> _DATA TO USE_:
↓

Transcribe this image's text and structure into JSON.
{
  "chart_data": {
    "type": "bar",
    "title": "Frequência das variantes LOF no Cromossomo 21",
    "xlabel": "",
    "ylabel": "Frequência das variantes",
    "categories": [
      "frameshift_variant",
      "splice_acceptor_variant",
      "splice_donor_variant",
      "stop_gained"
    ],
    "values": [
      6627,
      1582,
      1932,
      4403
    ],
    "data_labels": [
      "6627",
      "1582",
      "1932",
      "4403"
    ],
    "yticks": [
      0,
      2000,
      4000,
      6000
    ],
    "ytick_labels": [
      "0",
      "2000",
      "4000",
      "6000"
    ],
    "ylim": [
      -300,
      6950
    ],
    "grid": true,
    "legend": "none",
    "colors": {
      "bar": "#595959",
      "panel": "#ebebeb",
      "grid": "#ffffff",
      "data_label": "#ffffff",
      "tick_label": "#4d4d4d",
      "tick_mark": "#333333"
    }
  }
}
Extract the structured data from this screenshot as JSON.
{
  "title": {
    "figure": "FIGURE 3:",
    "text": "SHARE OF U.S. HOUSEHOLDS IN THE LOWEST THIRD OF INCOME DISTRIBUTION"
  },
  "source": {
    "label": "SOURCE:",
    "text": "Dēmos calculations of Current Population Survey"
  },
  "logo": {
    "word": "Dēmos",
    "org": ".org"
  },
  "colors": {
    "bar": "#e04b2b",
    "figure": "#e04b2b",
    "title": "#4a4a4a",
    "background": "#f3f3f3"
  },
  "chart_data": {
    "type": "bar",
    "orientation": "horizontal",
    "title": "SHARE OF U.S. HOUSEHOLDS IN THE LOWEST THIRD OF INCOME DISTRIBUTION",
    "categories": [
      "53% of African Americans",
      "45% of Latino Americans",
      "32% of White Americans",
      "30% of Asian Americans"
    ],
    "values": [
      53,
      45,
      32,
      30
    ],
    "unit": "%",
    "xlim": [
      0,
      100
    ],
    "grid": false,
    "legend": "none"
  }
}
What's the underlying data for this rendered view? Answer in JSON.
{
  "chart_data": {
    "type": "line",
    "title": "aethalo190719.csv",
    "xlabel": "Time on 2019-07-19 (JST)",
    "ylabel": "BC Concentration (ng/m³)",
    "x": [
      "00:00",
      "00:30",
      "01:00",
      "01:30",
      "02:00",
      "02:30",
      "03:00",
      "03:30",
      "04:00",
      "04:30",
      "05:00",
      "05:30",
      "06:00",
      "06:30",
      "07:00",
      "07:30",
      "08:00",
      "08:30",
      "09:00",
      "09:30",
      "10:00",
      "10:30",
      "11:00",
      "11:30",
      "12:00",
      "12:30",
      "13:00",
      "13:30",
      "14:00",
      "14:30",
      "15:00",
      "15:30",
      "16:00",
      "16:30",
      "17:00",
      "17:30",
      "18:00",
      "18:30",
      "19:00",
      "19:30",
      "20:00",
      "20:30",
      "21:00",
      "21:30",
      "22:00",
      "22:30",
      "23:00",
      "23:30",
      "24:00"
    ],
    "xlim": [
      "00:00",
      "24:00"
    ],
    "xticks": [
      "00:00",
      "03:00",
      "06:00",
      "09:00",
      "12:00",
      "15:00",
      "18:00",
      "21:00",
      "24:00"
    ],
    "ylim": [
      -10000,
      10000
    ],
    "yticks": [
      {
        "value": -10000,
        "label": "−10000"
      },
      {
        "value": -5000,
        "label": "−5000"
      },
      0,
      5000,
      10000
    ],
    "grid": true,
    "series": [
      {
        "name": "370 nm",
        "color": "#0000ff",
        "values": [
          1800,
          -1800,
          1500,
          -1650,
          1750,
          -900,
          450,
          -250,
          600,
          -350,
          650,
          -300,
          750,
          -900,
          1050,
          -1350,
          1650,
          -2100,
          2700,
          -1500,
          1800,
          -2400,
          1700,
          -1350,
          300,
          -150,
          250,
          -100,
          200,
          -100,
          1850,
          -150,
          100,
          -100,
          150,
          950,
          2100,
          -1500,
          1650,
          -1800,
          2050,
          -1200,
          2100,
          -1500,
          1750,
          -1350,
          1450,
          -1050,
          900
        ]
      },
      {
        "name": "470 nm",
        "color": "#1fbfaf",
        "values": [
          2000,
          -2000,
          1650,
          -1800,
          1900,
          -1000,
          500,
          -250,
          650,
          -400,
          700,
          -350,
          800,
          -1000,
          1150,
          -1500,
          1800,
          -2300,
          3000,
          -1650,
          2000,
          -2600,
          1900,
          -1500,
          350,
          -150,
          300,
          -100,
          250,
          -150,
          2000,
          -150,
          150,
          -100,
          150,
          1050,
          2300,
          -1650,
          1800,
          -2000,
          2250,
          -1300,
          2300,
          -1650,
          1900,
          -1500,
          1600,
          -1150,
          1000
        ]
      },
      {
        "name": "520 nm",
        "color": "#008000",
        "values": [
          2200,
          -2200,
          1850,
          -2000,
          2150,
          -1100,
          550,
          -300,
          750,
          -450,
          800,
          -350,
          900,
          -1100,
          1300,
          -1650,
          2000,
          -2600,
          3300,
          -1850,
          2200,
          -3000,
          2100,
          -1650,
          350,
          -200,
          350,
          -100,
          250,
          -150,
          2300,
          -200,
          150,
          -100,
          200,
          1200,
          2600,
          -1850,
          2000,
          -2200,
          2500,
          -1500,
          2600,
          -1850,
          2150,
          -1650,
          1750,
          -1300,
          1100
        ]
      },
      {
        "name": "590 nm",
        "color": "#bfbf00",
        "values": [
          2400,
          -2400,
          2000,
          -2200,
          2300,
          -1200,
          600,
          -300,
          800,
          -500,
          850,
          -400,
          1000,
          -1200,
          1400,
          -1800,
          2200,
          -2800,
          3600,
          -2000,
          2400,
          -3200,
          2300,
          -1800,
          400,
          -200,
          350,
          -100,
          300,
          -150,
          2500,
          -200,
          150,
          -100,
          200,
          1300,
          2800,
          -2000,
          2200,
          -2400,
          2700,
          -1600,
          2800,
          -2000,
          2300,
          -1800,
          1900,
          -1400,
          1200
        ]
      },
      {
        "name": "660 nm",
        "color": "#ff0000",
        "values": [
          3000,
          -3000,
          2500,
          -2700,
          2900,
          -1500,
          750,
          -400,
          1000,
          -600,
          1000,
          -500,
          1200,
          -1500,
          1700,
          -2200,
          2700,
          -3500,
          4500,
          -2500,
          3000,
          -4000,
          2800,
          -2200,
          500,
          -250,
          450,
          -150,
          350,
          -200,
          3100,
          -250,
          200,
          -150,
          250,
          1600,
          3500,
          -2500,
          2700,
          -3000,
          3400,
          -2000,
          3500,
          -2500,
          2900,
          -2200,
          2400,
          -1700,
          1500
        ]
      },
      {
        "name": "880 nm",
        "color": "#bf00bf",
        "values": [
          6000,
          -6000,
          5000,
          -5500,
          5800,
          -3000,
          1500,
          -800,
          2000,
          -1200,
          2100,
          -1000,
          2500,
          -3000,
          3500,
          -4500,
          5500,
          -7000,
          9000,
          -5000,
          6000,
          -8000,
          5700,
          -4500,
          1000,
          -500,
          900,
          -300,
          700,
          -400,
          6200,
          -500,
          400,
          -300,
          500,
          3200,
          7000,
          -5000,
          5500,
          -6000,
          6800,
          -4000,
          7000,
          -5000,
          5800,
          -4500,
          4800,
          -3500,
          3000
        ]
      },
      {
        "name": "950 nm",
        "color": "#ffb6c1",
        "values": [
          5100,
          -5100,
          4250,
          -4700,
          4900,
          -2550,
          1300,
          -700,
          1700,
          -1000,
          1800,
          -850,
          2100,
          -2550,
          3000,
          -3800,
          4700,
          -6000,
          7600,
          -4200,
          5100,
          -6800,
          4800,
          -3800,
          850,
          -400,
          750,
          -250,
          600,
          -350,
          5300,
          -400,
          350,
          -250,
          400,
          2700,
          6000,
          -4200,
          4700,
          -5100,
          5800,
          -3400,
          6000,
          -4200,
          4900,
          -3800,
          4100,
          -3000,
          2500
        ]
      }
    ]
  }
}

↑

Where a line of the material above holds the string "variantes", copy that line.

    "title": "Frequência das variantes LOF no Cromossomo 21",
    "ylabel": "Frequência das variantes",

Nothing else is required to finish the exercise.